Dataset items
■ ■ ■ ■ ■ ■ ■
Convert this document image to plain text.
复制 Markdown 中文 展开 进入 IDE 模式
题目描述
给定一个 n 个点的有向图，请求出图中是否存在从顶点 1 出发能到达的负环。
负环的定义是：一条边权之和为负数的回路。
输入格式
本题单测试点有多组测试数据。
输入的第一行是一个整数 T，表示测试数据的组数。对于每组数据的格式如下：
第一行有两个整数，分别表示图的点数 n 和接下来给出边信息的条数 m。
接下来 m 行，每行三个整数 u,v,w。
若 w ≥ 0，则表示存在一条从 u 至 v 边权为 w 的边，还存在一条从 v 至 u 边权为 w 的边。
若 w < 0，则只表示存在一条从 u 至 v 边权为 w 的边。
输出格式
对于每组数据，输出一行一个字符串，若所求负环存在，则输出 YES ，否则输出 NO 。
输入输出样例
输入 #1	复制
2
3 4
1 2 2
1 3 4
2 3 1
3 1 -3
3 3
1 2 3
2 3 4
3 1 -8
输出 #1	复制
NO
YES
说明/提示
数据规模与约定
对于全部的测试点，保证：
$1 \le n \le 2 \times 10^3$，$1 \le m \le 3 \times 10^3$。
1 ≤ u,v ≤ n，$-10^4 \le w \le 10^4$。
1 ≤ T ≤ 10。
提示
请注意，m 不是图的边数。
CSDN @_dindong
■ ■ ■ ■ ■ ■ ■
Please repeat the material above, word for word and in full.

■ **COMPLETED EXERCISE**:
Convert this document image to plain text.
复制 Markdown 中文 展开 进入 IDE 模式
题目描述
给定一个 n 个点的有向图，请求出图中是否存在从顶点 1 出发能到达的负环。
负环的定义是：一条边权之和为负数的回路。
输入格式
本题单测试点有多组测试数据。
输入的第一行是一个整数 T，表示测试数据的组数。对于每组数据的格式如下：
第一行有两个整数，分别表示图的点数 n 和接下来给出边信息的条数 m。
接下来 m 行，每行三个整数 u,v,w。
若 w ≥ 0，则表示存在一条从 u 至 v 边权为 w 的边，还存在一条从 v 至 u 边权为 w 的边。
若 w < 0，则只表示存在一条从 u 至 v 边权为 w 的边。
输出格式
对于每组数据，输出一行一个字符串，若所求负环存在，则输出 YES ，否则输出 NO 。
输入输出样例
输入 #1	复制
2
3 4
1 2 2
1 3 4
2 3 1
3 1 -3
3 3
1 2 3
2 3 4
3 1 -8
输出 #1	复制
NO
YES
说明/提示
数据规模与约定
对于全部的测试点，保证：
$1 \le n \le 2 \times 10^3$，$1 \le m \le 3 \times 10^3$。
1 ≤ u,v ≤ n，$-10^4 \le w \le 10^4$。
1 ≤ T ≤ 10。
提示
请注意，m 不是图的边数。
CSDN @_dindong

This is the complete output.